- _DATASET ENTRIES_

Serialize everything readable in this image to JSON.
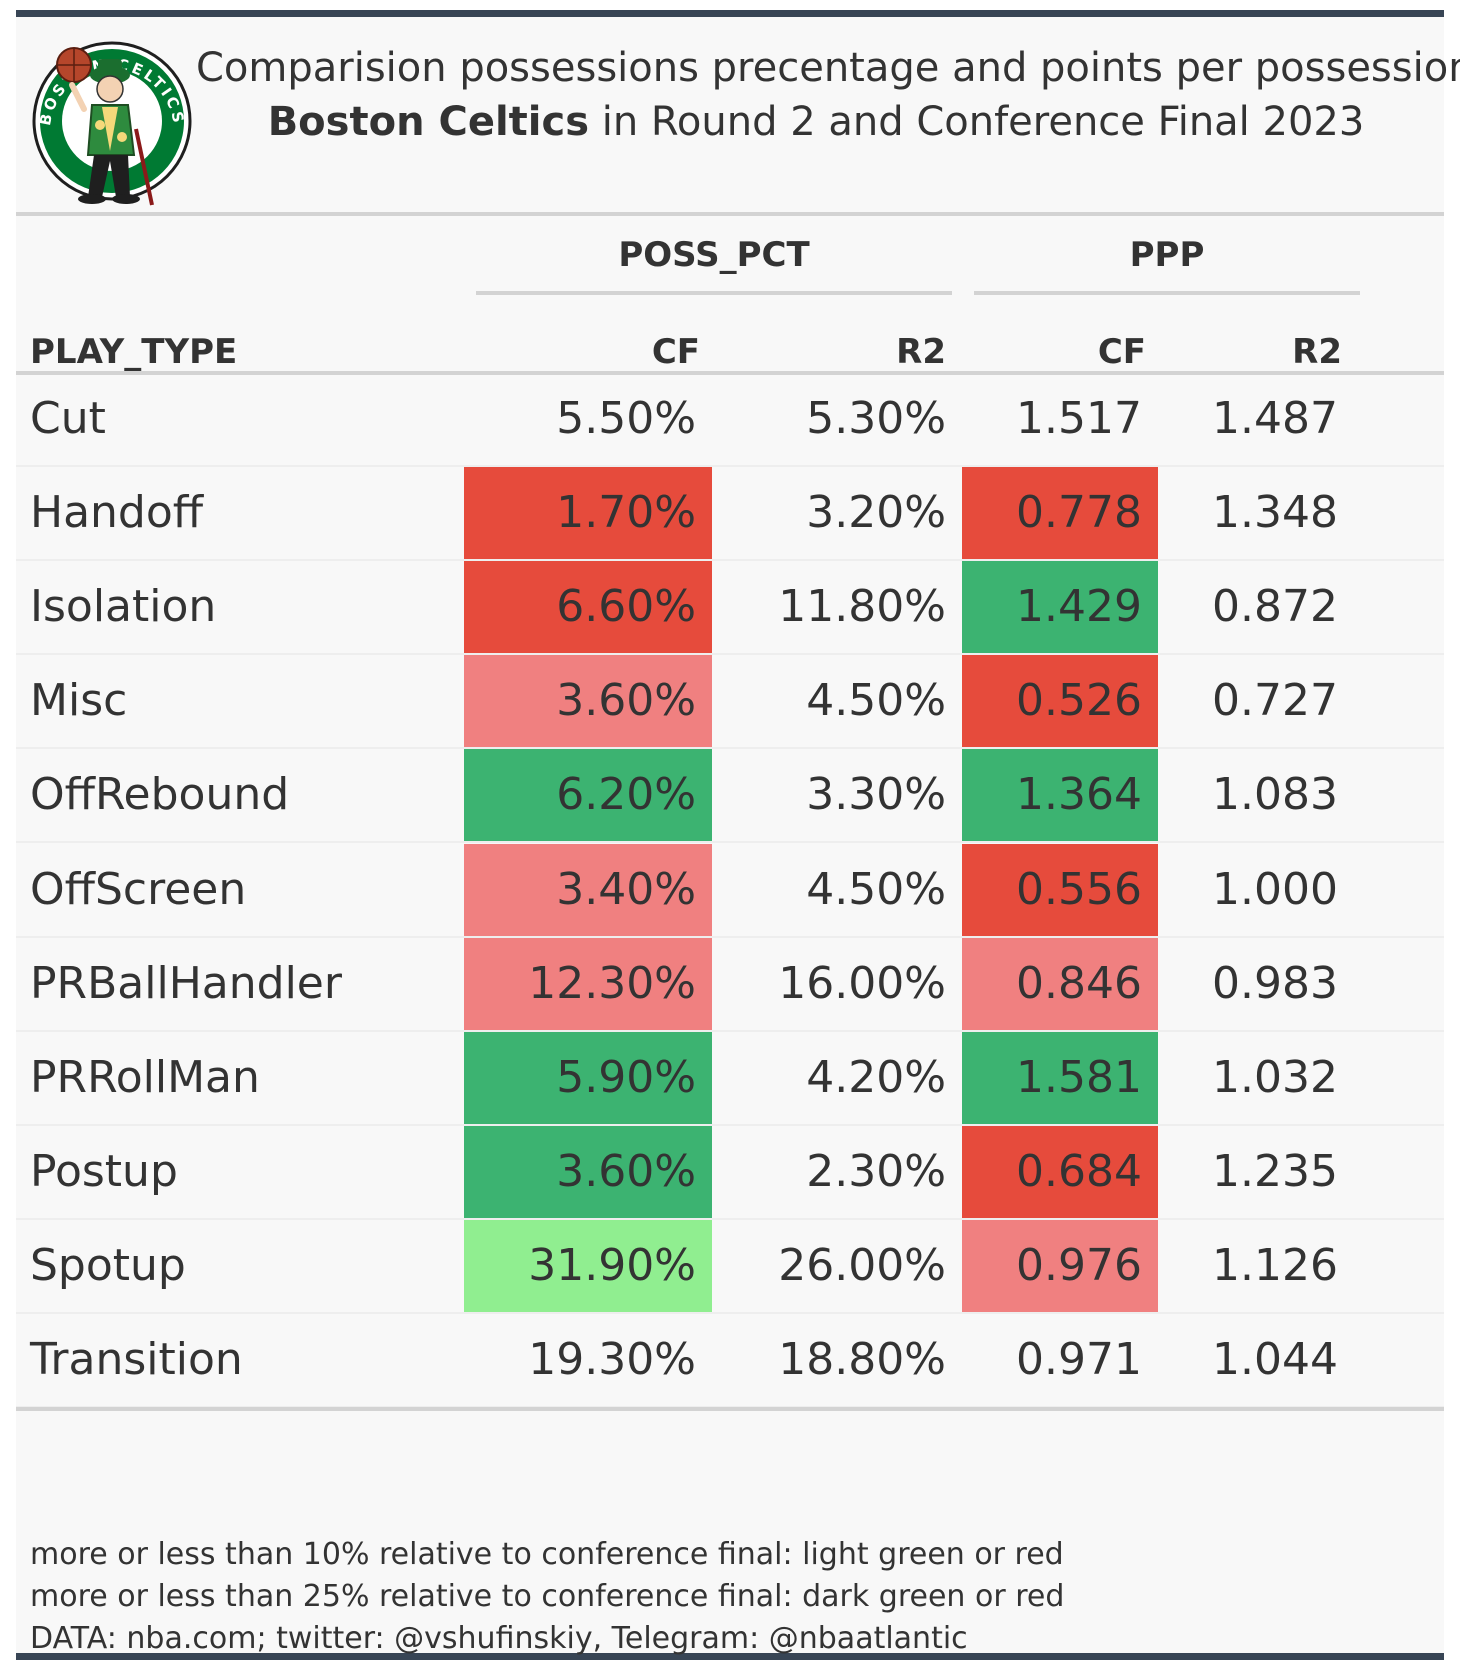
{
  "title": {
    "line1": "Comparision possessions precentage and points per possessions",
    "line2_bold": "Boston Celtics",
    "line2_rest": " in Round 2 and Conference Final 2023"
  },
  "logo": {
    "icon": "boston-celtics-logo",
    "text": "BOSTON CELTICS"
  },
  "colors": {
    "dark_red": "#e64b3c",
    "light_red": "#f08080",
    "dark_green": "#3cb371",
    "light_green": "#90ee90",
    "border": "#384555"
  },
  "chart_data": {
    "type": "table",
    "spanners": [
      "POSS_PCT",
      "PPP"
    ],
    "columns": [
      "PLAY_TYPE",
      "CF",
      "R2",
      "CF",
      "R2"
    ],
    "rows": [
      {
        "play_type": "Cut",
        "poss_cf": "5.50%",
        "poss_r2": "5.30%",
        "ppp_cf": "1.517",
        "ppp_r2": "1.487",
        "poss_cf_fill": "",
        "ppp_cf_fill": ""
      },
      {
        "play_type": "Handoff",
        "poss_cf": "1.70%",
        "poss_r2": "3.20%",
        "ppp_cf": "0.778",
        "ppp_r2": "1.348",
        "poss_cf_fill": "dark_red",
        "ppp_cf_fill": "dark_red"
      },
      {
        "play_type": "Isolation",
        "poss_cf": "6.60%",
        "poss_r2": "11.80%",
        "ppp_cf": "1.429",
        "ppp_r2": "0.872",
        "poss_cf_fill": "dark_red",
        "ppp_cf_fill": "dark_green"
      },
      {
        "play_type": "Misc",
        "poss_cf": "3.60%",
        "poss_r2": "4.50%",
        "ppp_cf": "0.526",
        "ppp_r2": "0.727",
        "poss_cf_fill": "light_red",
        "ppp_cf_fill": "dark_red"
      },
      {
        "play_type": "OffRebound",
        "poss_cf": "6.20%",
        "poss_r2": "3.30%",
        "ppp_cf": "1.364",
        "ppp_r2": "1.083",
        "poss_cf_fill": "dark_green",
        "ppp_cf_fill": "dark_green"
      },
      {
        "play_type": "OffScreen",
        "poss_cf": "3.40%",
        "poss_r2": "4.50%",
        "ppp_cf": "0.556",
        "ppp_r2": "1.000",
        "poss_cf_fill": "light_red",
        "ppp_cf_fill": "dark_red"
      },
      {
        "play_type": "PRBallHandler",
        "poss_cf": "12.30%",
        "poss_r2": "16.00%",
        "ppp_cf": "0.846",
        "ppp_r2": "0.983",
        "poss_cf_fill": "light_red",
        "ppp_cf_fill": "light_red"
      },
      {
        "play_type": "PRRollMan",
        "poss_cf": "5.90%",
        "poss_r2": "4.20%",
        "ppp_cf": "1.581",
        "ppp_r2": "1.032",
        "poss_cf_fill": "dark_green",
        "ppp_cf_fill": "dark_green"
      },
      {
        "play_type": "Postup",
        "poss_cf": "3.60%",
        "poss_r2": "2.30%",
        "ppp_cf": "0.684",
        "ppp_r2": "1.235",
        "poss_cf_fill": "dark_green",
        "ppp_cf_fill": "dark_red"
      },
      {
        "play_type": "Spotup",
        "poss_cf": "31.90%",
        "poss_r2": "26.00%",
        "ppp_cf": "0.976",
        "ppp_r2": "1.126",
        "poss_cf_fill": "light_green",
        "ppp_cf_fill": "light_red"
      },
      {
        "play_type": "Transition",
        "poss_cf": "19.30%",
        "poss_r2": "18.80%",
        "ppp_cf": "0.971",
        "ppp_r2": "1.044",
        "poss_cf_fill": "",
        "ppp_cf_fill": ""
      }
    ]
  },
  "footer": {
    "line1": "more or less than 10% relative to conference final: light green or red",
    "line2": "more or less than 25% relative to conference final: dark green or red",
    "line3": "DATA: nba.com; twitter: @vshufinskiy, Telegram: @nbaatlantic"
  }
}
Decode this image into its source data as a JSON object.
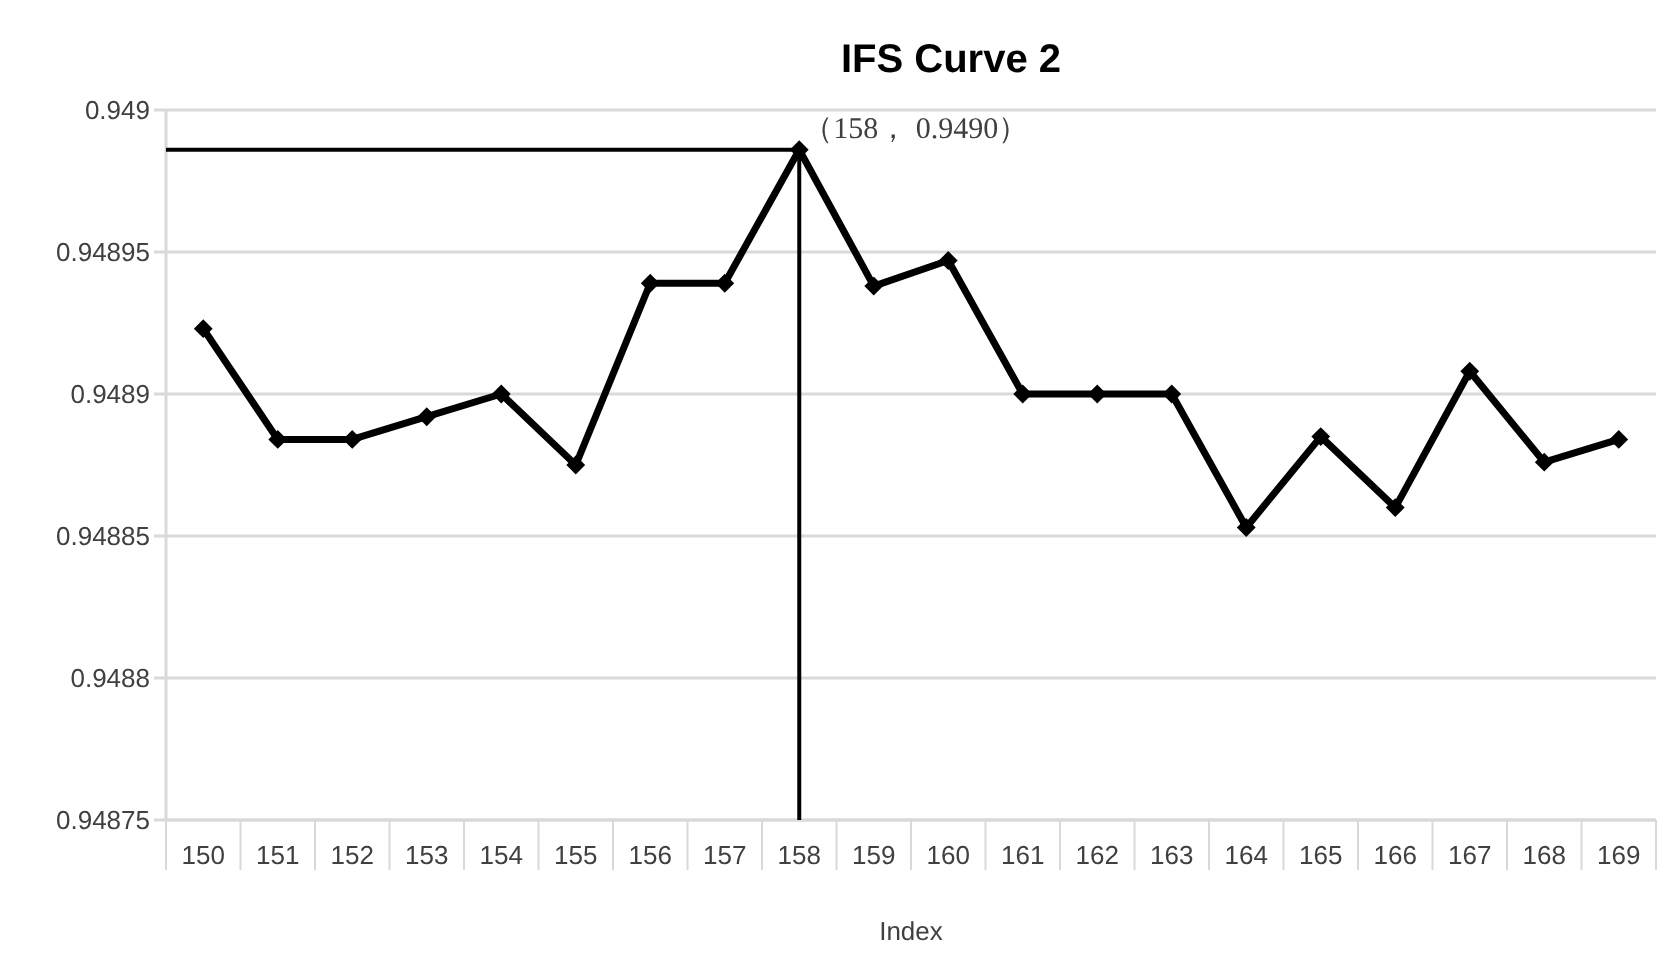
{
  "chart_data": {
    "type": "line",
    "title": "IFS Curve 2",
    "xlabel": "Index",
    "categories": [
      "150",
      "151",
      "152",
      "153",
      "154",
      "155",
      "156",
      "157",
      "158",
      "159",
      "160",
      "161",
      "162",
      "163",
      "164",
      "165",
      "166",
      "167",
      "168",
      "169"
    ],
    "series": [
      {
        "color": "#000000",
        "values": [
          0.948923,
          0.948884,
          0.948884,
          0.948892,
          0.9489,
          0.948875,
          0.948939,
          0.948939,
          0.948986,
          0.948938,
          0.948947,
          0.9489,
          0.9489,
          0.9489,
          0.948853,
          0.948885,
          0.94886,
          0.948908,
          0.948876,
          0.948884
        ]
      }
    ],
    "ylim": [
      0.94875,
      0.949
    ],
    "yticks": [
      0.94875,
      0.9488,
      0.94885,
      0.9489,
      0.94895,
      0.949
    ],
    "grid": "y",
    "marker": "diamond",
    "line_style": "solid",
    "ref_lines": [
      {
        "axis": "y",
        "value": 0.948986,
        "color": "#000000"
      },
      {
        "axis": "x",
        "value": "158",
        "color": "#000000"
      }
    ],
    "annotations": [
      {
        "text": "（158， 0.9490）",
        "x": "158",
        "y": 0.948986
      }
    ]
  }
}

- _GIVEN INSTRUCTION_
Above are records to transcribe exactly; leave their pictures out.

- _RESULT OF THIS EXERCISE_
Serialize everything readable in this image to JSON.
{
  "title": {
    "line1": "Comparision possessions precentage and points per possessions",
    "line2_bold": "Boston Celtics",
    "line2_rest": " in Round 2 and Conference Final 2023"
  },
  "logo": {
    "icon": "boston-celtics-logo",
    "text": "BOSTON CELTICS"
  },
  "colors": {
    "dark_red": "#e64b3c",
    "light_red": "#f08080",
    "dark_green": "#3cb371",
    "light_green": "#90ee90",
    "border": "#384555"
  },
  "chart_data": {
    "type": "table",
    "spanners": [
      "POSS_PCT",
      "PPP"
    ],
    "columns": [
      "PLAY_TYPE",
      "CF",
      "R2",
      "CF",
      "R2"
    ],
    "rows": [
      {
        "play_type": "Cut",
        "poss_cf": "5.50%",
        "poss_r2": "5.30%",
        "ppp_cf": "1.517",
        "ppp_r2": "1.487",
        "poss_cf_fill": "",
        "ppp_cf_fill": ""
      },
      {
        "play_type": "Handoff",
        "poss_cf": "1.70%",
        "poss_r2": "3.20%",
        "ppp_cf": "0.778",
        "ppp_r2": "1.348",
        "poss_cf_fill": "dark_red",
        "ppp_cf_fill": "dark_red"
      },
      {
        "play_type": "Isolation",
        "poss_cf": "6.60%",
        "poss_r2": "11.80%",
        "ppp_cf": "1.429",
        "ppp_r2": "0.872",
        "poss_cf_fill": "dark_red",
        "ppp_cf_fill": "dark_green"
      },
      {
        "play_type": "Misc",
        "poss_cf": "3.60%",
        "poss_r2": "4.50%",
        "ppp_cf": "0.526",
        "ppp_r2": "0.727",
        "poss_cf_fill": "light_red",
        "ppp_cf_fill": "dark_red"
      },
      {
        "play_type": "OffRebound",
        "poss_cf": "6.20%",
        "poss_r2": "3.30%",
        "ppp_cf": "1.364",
        "ppp_r2": "1.083",
        "poss_cf_fill": "dark_green",
        "ppp_cf_fill": "dark_green"
      },
      {
        "play_type": "OffScreen",
        "poss_cf": "3.40%",
        "poss_r2": "4.50%",
        "ppp_cf": "0.556",
        "ppp_r2": "1.000",
        "poss_cf_fill": "light_red",
        "ppp_cf_fill": "dark_red"
      },
      {
        "play_type": "PRBallHandler",
        "poss_cf": "12.30%",
        "poss_r2": "16.00%",
        "ppp_cf": "0.846",
        "ppp_r2": "0.983",
        "poss_cf_fill": "light_red",
        "ppp_cf_fill": "light_red"
      },
      {
        "play_type": "PRRollMan",
        "poss_cf": "5.90%",
        "poss_r2": "4.20%",
        "ppp_cf": "1.581",
        "ppp_r2": "1.032",
        "poss_cf_fill": "dark_green",
        "ppp_cf_fill": "dark_green"
      },
      {
        "play_type": "Postup",
        "poss_cf": "3.60%",
        "poss_r2": "2.30%",
        "ppp_cf": "0.684",
        "ppp_r2": "1.235",
        "poss_cf_fill": "dark_green",
        "ppp_cf_fill": "dark_red"
      },
      {
        "play_type": "Spotup",
        "poss_cf": "31.90%",
        "poss_r2": "26.00%",
        "ppp_cf": "0.976",
        "ppp_r2": "1.126",
        "poss_cf_fill": "light_green",
        "ppp_cf_fill": "light_red"
      },
      {
        "play_type": "Transition",
        "poss_cf": "19.30%",
        "poss_r2": "18.80%",
        "ppp_cf": "0.971",
        "ppp_r2": "1.044",
        "poss_cf_fill": "",
        "ppp_cf_fill": ""
      }
    ]
  },
  "footer": {
    "line1": "more or less than 10% relative to conference final: light green or red",
    "line2": "more or less than 25% relative to conference final: dark green or red",
    "line3": "DATA: nba.com; twitter: @vshufinskiy, Telegram: @nbaatlantic"
  }
}
Decode this image into its source data as a JSON object.
{
  "chart_data": {
    "type": "line",
    "title": "IFS Curve 2",
    "xlabel": "Index",
    "categories": [
      "150",
      "151",
      "152",
      "153",
      "154",
      "155",
      "156",
      "157",
      "158",
      "159",
      "160",
      "161",
      "162",
      "163",
      "164",
      "165",
      "166",
      "167",
      "168",
      "169"
    ],
    "series": [
      {
        "color": "#000000",
        "values": [
          0.948923,
          0.948884,
          0.948884,
          0.948892,
          0.9489,
          0.948875,
          0.948939,
          0.948939,
          0.948986,
          0.948938,
          0.948947,
          0.9489,
          0.9489,
          0.9489,
          0.948853,
          0.948885,
          0.94886,
          0.948908,
          0.948876,
          0.948884
        ]
      }
    ],
    "ylim": [
      0.94875,
      0.949
    ],
    "yticks": [
      0.94875,
      0.9488,
      0.94885,
      0.9489,
      0.94895,
      0.949
    ],
    "grid": "y",
    "marker": "diamond",
    "line_style": "solid",
    "ref_lines": [
      {
        "axis": "y",
        "value": 0.948986,
        "color": "#000000"
      },
      {
        "axis": "x",
        "value": "158",
        "color": "#000000"
      }
    ],
    "annotations": [
      {
        "text": "（158， 0.9490）",
        "x": "158",
        "y": 0.948986
      }
    ]
  }
}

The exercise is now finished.